___ Data section ___
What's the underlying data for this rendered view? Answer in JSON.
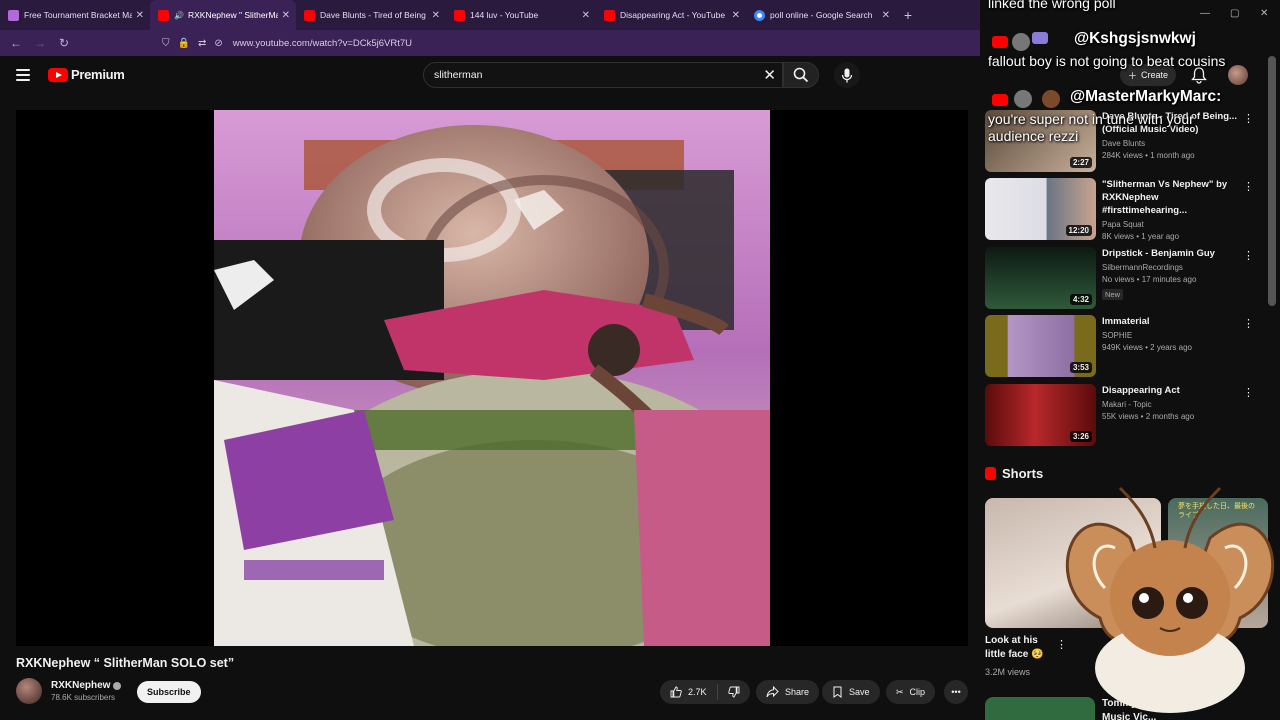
{
  "browser": {
    "tabs": [
      {
        "title": "Free Tournament Bracket Maker",
        "favicon_color": "#b36ad9",
        "active": false
      },
      {
        "title": "RXKNephew \" SlitherMan SOLO",
        "favicon_color": "#ff0000",
        "active": true
      },
      {
        "title": "Dave Blunts - Tired of Being Gr...",
        "favicon_color": "#ff0000",
        "active": false
      },
      {
        "title": "144 luv - YouTube",
        "favicon_color": "#ff0000",
        "active": false
      },
      {
        "title": "Disappearing Act - YouTube",
        "favicon_color": "#ff0000",
        "active": false
      },
      {
        "title": "poll online - Google Search",
        "favicon_color": "#4285f4",
        "active": false
      }
    ],
    "new_tab": "+",
    "url": "www.youtube.com/watch?v=DCk5j6VRt7U"
  },
  "header": {
    "brand": "Premium",
    "search_query": "slitherman",
    "create_label": "Create"
  },
  "video": {
    "title": "RXKNephew “ SlitherMan SOLO set”",
    "channel": "RXKNephew",
    "subscribers": "78.6K subscribers",
    "subscribe_label": "Subscribe",
    "likes": "2.7K",
    "share_label": "Share",
    "save_label": "Save",
    "clip_label": "Clip"
  },
  "chat_overlay": {
    "line1": "linked the wrong poll",
    "user1": "@Kshgsjsnwkwj",
    "line2": "fallout boy is not going to beat cousins",
    "user2": "@MasterMarkyMarc:",
    "line3": "you're super not in tune with your",
    "line4": "audience rezzi"
  },
  "recommendations": [
    {
      "title": "Dave Blunts - Tired of Being... (Official Music Video)",
      "channel": "Dave Blunts",
      "verified": true,
      "stats": "284K views • 1 month ago",
      "duration": "2:27",
      "badge": ""
    },
    {
      "title": "\"Slitherman Vs Nephew\" by RXKNephew #firsttimehearing...",
      "channel": "Papa Squat",
      "verified": false,
      "stats": "8K views • 1 year ago",
      "duration": "12:20",
      "badge": ""
    },
    {
      "title": "Dripstick - Benjamin Guy",
      "channel": "SilbermannRecordings",
      "verified": false,
      "stats": "No views • 17 minutes ago",
      "duration": "4:32",
      "badge": "New"
    },
    {
      "title": "Immaterial",
      "channel": "SOPHIE",
      "verified": true,
      "stats": "949K views • 2 years ago",
      "duration": "3:53",
      "badge": ""
    },
    {
      "title": "Disappearing Act",
      "channel": "Makari - Topic",
      "verified": false,
      "stats": "55K views • 2 months ago",
      "duration": "3:26",
      "badge": ""
    }
  ],
  "shorts": {
    "heading": "Shorts",
    "items": [
      {
        "title": "Look at his little face 🥺",
        "views": "3.2M views"
      },
      {
        "title": "Tommy W... Music Vic...",
        "views": ""
      }
    ],
    "overlay_text": "夢を手放した日、最後のライブ"
  }
}
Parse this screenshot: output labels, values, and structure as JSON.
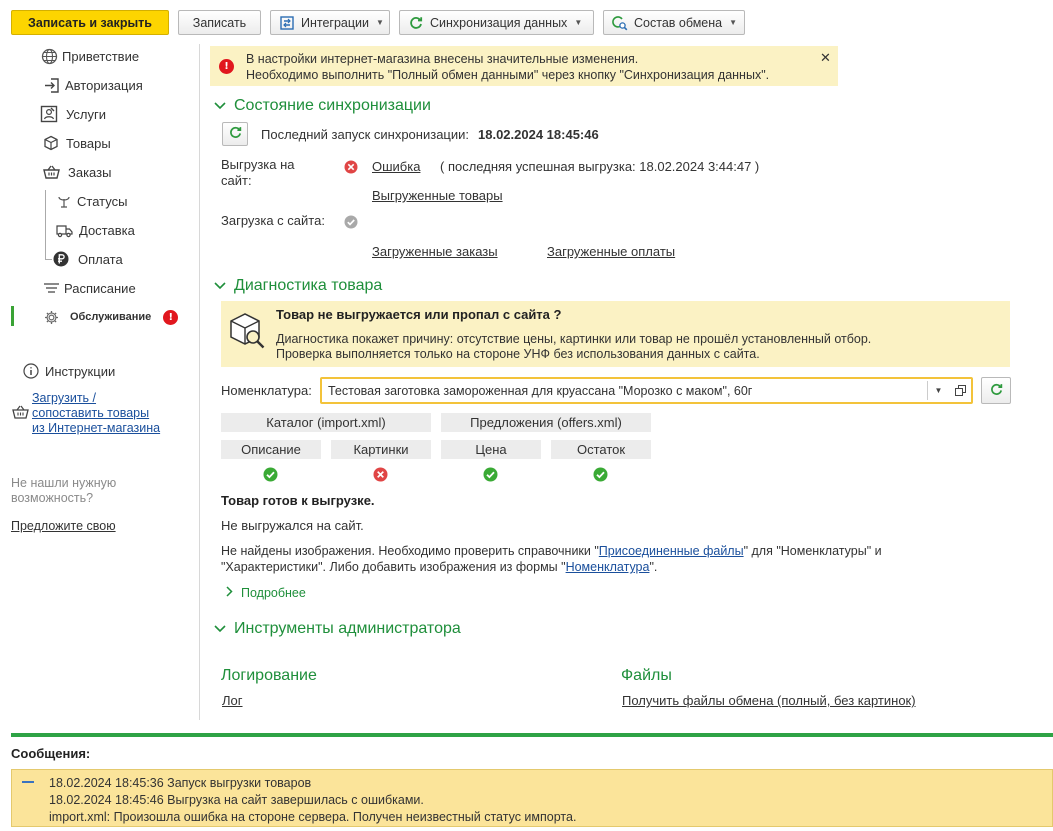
{
  "toolbar": {
    "save_close": "Записать и закрыть",
    "save": "Записать",
    "integrations": "Интеграции",
    "sync": "Синхронизация данных",
    "exchange": "Состав обмена"
  },
  "sidebar": {
    "items": [
      {
        "label": "Приветствие",
        "icon": "globe-icon"
      },
      {
        "label": "Авторизация",
        "icon": "login-icon"
      },
      {
        "label": "Услуги",
        "icon": "services-icon"
      },
      {
        "label": "Товары",
        "icon": "box-icon"
      },
      {
        "label": "Заказы",
        "icon": "basket-icon"
      },
      {
        "label": "Статусы",
        "icon": "status-icon"
      },
      {
        "label": "Доставка",
        "icon": "truck-icon"
      },
      {
        "label": "Оплата",
        "icon": "ruble-icon"
      },
      {
        "label": "Расписание",
        "icon": "schedule-icon"
      },
      {
        "label": "Обслуживание",
        "icon": "gear-icon",
        "badge": "!"
      }
    ],
    "instructions": "Инструкции",
    "upload_link": [
      "Загрузить /",
      "сопоставить товары",
      "из Интернет-магазина"
    ],
    "not_found": [
      "Не нашли нужную",
      "возможность?"
    ],
    "suggest": "Предложите свою"
  },
  "notice": {
    "line1": "В настройки интернет-магазина внесены значительные изменения.",
    "line2": "Необходимо выполнить \"Полный обмен данными\" через кнопку \"Синхронизация данных\"."
  },
  "sync_state": {
    "title": "Состояние синхронизации",
    "last_run_label": "Последний запуск синхронизации:",
    "last_run_value": "18.02.2024 18:45:46",
    "upload_label": [
      "Выгрузка на",
      "сайт:"
    ],
    "upload_status": "Ошибка",
    "upload_last_success": "( последняя успешная выгрузка: 18.02.2024 3:44:47 )",
    "uploaded_goods": "Выгруженные товары",
    "download_label": "Загрузка с сайта:",
    "downloaded_orders": "Загруженные заказы",
    "downloaded_payments": "Загруженные оплаты"
  },
  "diagnostics": {
    "title": "Диагностика товара",
    "question": "Товар не выгружается или пропал с сайта ?",
    "desc1": "Диагностика покажет причину: отсутствие цены, картинки или товар не прошёл установленный отбор.",
    "desc2": "Проверка выполняется только на стороне УНФ без использования данных с сайта.",
    "nom_label": "Номенклатура:",
    "nom_value": "Тестовая заготовка замороженная для круассана \"Морозко с маком\", 60г",
    "catalog": "Каталог (import.xml)",
    "offers": "Предложения (offers.xml)",
    "checks": [
      {
        "label": "Описание",
        "ok": true
      },
      {
        "label": "Картинки",
        "ok": false
      },
      {
        "label": "Цена",
        "ok": true
      },
      {
        "label": "Остаток",
        "ok": true
      }
    ],
    "ready": "Товар готов к выгрузке.",
    "not_uploaded": "Не выгружался на сайт.",
    "img_a": "Не найдены изображения. Необходимо проверить справочники \"",
    "img_link1": "Присоединенные файлы",
    "img_b": "\" для \"Номенклатуры\" и",
    "img_c": "\"Характеристики\". Либо добавить изображения из формы \"",
    "img_link2": "Номенклатура",
    "img_d": "\".",
    "more": "Подробнее"
  },
  "admin": {
    "title": "Инструменты администратора",
    "logging": "Логирование",
    "log": "Лог",
    "files": "Файлы",
    "get_files": "Получить файлы обмена (полный, без картинок)"
  },
  "messages": {
    "title": "Сообщения:",
    "lines": [
      "18.02.2024 18:45:36 Запуск выгрузки товаров",
      "18.02.2024 18:45:46 Выгрузка на сайт завершилась с ошибками.",
      "import.xml: Произошла ошибка на стороне сервера. Получен неизвестный статус импорта."
    ]
  },
  "colors": {
    "accent_green": "#1f8f3b",
    "primary_yellow": "#fdd500",
    "error_red": "#e1171e",
    "notice_bg": "#fbf2c4",
    "link_blue": "#1a4f9c"
  }
}
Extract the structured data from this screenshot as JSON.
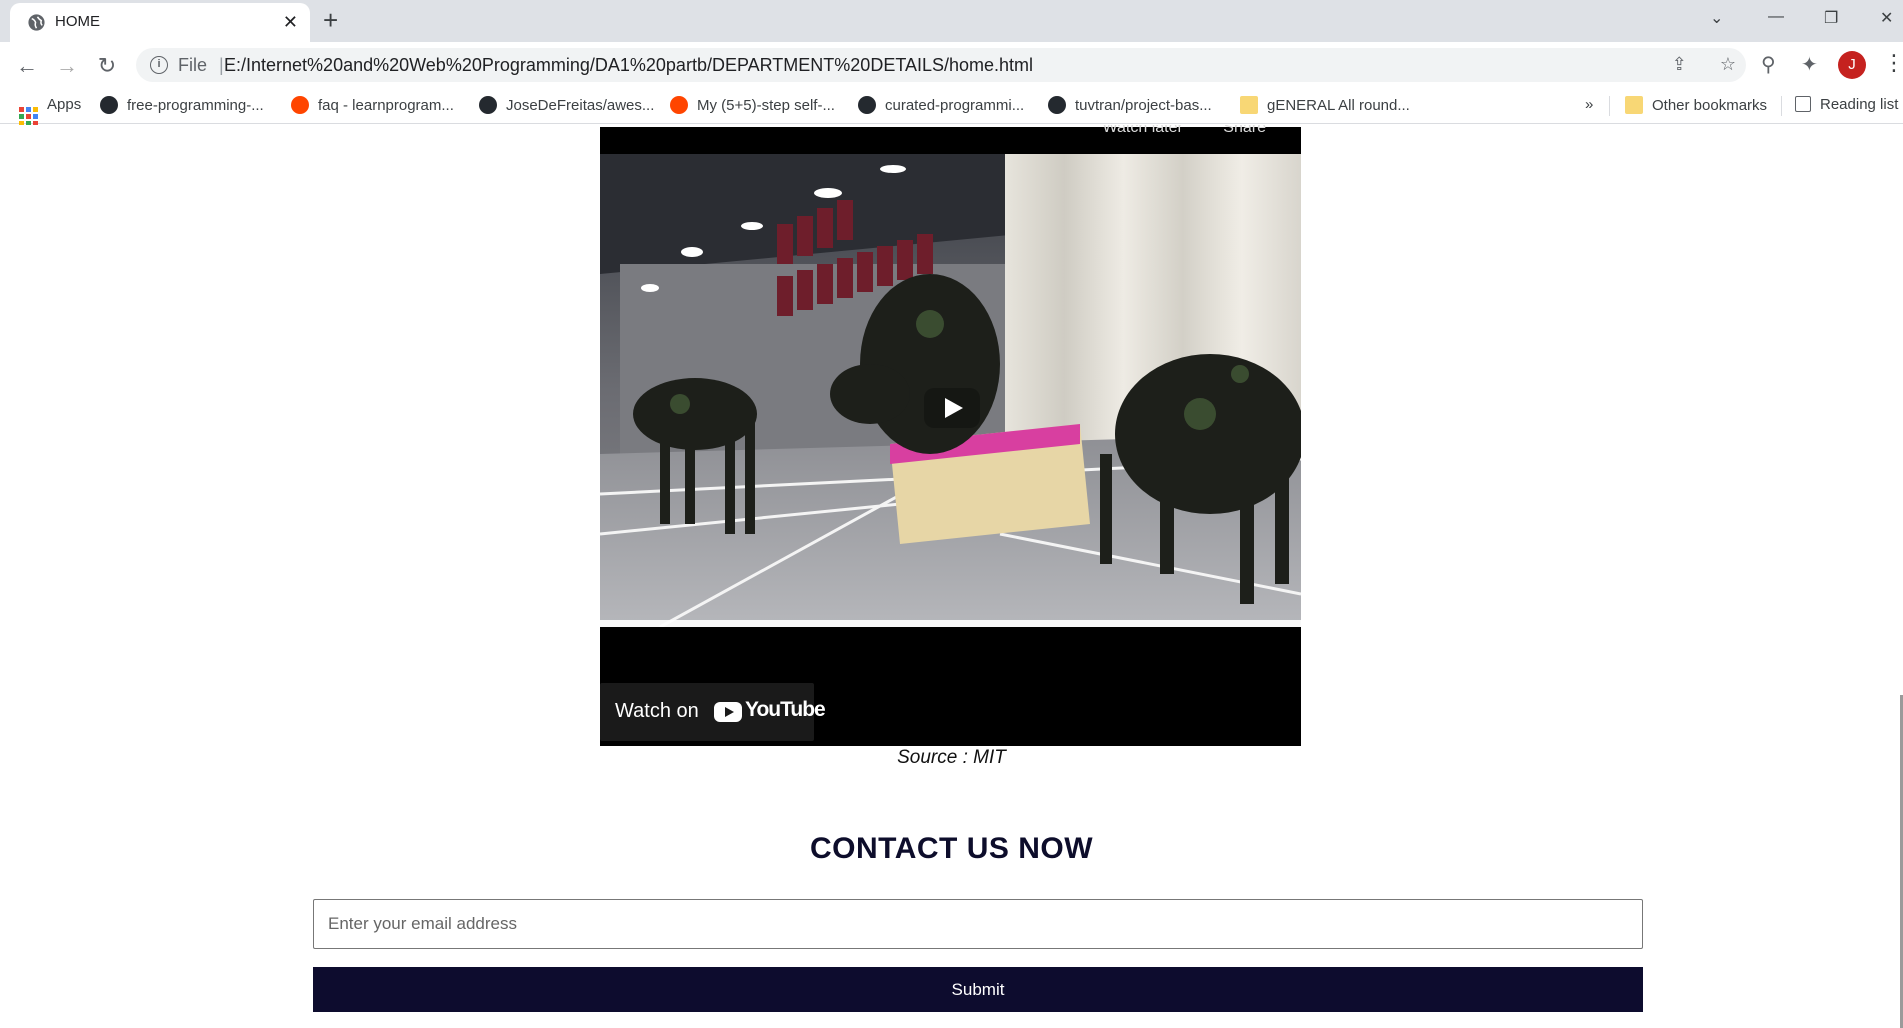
{
  "browser": {
    "tab_title": "HOME",
    "new_tab": "+",
    "url_prefix": "File",
    "url_separator": "|",
    "url": "E:/Internet%20and%20Web%20Programming/DA1%20partb/DEPARTMENT%20DETAILS/home.html",
    "avatar_letter": "J",
    "bookmarks": [
      {
        "label": "Apps",
        "icon": "apps-grid-icon"
      },
      {
        "label": "free-programming-...",
        "icon": "github-icon"
      },
      {
        "label": "faq - learnprogram...",
        "icon": "reddit-icon"
      },
      {
        "label": "JoseDeFreitas/awes...",
        "icon": "github-icon"
      },
      {
        "label": "My (5+5)-step self-...",
        "icon": "reddit-icon"
      },
      {
        "label": "curated-programmi...",
        "icon": "github-icon"
      },
      {
        "label": "tuvtran/project-bas...",
        "icon": "github-icon"
      },
      {
        "label": "gENERAL All round...",
        "icon": "folder-icon"
      }
    ],
    "bookmarks_overflow": "»",
    "other_bookmarks": "Other bookmarks",
    "reading_list": "Reading list"
  },
  "video": {
    "top_labels": [
      "Watch later",
      "Share"
    ],
    "watch_on": "Watch on",
    "youtube": "YouTube"
  },
  "caption": "Source : MIT",
  "contact": {
    "title": "CONTACT US NOW",
    "email_placeholder": "Enter your email address",
    "submit_label": "Submit"
  }
}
___
— What this task involves —
Every line of the listing that holds "Music" is to be counted; give only the resulting number.

— The answer —
2